Element and coordinate records:
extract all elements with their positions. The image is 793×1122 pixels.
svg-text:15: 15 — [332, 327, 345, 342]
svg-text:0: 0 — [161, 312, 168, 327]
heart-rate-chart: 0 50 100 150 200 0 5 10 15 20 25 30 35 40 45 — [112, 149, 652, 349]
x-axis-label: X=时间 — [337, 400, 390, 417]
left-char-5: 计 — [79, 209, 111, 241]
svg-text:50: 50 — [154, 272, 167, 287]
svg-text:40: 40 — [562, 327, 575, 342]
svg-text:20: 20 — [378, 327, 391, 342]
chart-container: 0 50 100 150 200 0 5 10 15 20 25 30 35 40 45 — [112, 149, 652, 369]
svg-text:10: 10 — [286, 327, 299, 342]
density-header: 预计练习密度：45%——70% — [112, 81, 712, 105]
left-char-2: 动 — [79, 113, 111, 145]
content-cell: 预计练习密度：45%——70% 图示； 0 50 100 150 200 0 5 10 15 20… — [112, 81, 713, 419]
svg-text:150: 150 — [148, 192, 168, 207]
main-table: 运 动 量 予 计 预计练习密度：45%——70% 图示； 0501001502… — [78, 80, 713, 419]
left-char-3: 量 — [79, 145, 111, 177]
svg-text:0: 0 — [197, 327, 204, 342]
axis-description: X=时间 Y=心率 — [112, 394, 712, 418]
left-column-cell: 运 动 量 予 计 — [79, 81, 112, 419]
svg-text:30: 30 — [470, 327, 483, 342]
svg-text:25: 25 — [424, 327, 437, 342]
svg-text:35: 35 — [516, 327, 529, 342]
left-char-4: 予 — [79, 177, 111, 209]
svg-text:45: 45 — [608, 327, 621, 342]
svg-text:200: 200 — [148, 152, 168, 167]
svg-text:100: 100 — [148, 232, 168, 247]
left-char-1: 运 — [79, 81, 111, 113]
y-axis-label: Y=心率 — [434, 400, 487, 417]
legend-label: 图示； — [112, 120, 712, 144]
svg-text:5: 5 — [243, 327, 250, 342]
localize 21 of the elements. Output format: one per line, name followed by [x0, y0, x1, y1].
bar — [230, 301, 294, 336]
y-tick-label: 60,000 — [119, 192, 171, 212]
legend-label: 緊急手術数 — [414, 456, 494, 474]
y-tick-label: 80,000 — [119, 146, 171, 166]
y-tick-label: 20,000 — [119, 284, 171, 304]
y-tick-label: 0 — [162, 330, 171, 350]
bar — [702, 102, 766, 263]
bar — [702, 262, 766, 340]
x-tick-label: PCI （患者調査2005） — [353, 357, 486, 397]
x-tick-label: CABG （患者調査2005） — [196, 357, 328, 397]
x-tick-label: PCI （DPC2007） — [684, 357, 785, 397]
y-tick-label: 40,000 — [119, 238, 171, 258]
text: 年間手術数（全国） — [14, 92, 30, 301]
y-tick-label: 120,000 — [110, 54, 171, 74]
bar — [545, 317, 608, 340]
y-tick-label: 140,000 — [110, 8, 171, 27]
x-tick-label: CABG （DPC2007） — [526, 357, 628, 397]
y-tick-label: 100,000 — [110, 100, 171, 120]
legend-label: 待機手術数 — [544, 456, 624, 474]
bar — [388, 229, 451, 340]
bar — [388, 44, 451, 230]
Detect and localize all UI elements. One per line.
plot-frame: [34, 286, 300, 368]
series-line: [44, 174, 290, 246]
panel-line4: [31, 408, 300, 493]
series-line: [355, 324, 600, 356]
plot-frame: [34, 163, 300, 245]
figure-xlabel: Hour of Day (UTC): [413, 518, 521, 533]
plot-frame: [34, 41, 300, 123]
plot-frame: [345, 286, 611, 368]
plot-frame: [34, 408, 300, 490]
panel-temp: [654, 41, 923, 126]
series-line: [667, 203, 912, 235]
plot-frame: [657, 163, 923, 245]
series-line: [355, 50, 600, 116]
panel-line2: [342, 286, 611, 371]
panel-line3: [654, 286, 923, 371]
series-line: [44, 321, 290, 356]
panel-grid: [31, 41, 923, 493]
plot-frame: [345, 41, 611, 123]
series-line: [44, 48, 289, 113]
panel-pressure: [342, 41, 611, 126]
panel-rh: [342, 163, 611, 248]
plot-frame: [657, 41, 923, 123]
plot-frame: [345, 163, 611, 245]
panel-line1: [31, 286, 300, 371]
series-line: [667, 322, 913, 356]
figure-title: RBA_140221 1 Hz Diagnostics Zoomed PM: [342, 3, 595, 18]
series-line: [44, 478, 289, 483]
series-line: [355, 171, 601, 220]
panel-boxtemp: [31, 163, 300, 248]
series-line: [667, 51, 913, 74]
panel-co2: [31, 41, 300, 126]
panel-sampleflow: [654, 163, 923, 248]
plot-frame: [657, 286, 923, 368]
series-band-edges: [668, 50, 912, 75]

● **Set exercise**
Write out every line of the items above verbatim.

● **Answer for the task**
extract all elements with their positions. The image is 793×1122 pixels.
svg-text:15: 15 — [332, 327, 345, 342]
svg-text:0: 0 — [161, 312, 168, 327]
heart-rate-chart: 0 50 100 150 200 0 5 10 15 20 25 30 35 40 45 — [112, 149, 652, 349]
x-axis-label: X=时间 — [337, 400, 390, 417]
left-char-5: 计 — [79, 209, 111, 241]
svg-text:50: 50 — [154, 272, 167, 287]
svg-text:40: 40 — [562, 327, 575, 342]
svg-text:20: 20 — [378, 327, 391, 342]
chart-container: 0 50 100 150 200 0 5 10 15 20 25 30 35 40 45 — [112, 149, 652, 369]
svg-text:10: 10 — [286, 327, 299, 342]
density-header: 预计练习密度：45%——70% — [112, 81, 712, 105]
left-char-2: 动 — [79, 113, 111, 145]
content-cell: 预计练习密度：45%——70% 图示； 0 50 100 150 200 0 5 10 15 20… — [112, 81, 713, 419]
svg-text:150: 150 — [148, 192, 168, 207]
main-table: 运 动 量 予 计 预计练习密度：45%——70% 图示； 0501001502… — [78, 80, 713, 419]
left-char-3: 量 — [79, 145, 111, 177]
svg-text:0: 0 — [197, 327, 204, 342]
axis-description: X=时间 Y=心率 — [112, 394, 712, 418]
left-column-cell: 运 动 量 予 计 — [79, 81, 112, 419]
svg-text:30: 30 — [470, 327, 483, 342]
svg-text:25: 25 — [424, 327, 437, 342]
svg-text:35: 35 — [516, 327, 529, 342]
left-char-4: 予 — [79, 177, 111, 209]
svg-text:45: 45 — [608, 327, 621, 342]
svg-text:200: 200 — [148, 152, 168, 167]
svg-text:100: 100 — [148, 232, 168, 247]
left-char-1: 运 — [79, 81, 111, 113]
y-axis-label: Y=心率 — [434, 400, 487, 417]
legend-label: 图示； — [112, 120, 712, 144]
svg-text:5: 5 — [243, 327, 250, 342]
localize 21 of the elements. Output format: one per line, name followed by [x0, y0, x1, y1].
bar — [230, 301, 294, 336]
y-tick-label: 60,000 — [119, 192, 171, 212]
legend-label: 緊急手術数 — [414, 456, 494, 474]
y-tick-label: 80,000 — [119, 146, 171, 166]
y-tick-label: 20,000 — [119, 284, 171, 304]
y-tick-label: 0 — [162, 330, 171, 350]
bar — [702, 102, 766, 263]
bar — [702, 262, 766, 340]
x-tick-label: PCI （患者調査2005） — [353, 357, 486, 397]
x-tick-label: CABG （患者調査2005） — [196, 357, 328, 397]
x-tick-label: PCI （DPC2007） — [684, 357, 785, 397]
y-tick-label: 40,000 — [119, 238, 171, 258]
text: 年間手術数（全国） — [14, 92, 30, 301]
y-tick-label: 120,000 — [110, 54, 171, 74]
bar — [545, 317, 608, 340]
y-tick-label: 140,000 — [110, 8, 171, 27]
x-tick-label: CABG （DPC2007） — [526, 357, 628, 397]
y-tick-label: 100,000 — [110, 100, 171, 120]
legend-label: 待機手術数 — [544, 456, 624, 474]
bar — [388, 229, 451, 340]
bar — [388, 44, 451, 230]
Detect and localize all UI elements. One per line.
plot-frame: [34, 286, 300, 368]
series-line: [44, 174, 290, 246]
panel-line4: [31, 408, 300, 493]
series-line: [355, 324, 600, 356]
plot-frame: [34, 163, 300, 245]
figure-xlabel: Hour of Day (UTC): [413, 518, 521, 533]
plot-frame: [34, 41, 300, 123]
plot-frame: [345, 286, 611, 368]
plot-frame: [34, 408, 300, 490]
panel-temp: [654, 41, 923, 126]
series-line: [667, 203, 912, 235]
plot-frame: [657, 163, 923, 245]
series-line: [355, 50, 600, 116]
panel-line2: [342, 286, 611, 371]
panel-line3: [654, 286, 923, 371]
series-line: [44, 321, 290, 356]
panel-grid: [31, 41, 923, 493]
plot-frame: [345, 41, 611, 123]
series-line: [44, 48, 289, 113]
panel-pressure: [342, 41, 611, 126]
panel-rh: [342, 163, 611, 248]
plot-frame: [657, 41, 923, 123]
plot-frame: [345, 163, 611, 245]
panel-line1: [31, 286, 300, 371]
series-line: [667, 322, 913, 356]
figure-title: RBA_140221 1 Hz Diagnostics Zoomed PM: [342, 3, 595, 18]
series-line: [44, 478, 289, 483]
series-line: [355, 171, 601, 220]
panel-boxtemp: [31, 163, 300, 248]
series-line: [667, 51, 913, 74]
panel-co2: [31, 41, 300, 126]
panel-sampleflow: [654, 163, 923, 248]
plot-frame: [657, 286, 923, 368]
series-band-edges: [668, 50, 912, 75]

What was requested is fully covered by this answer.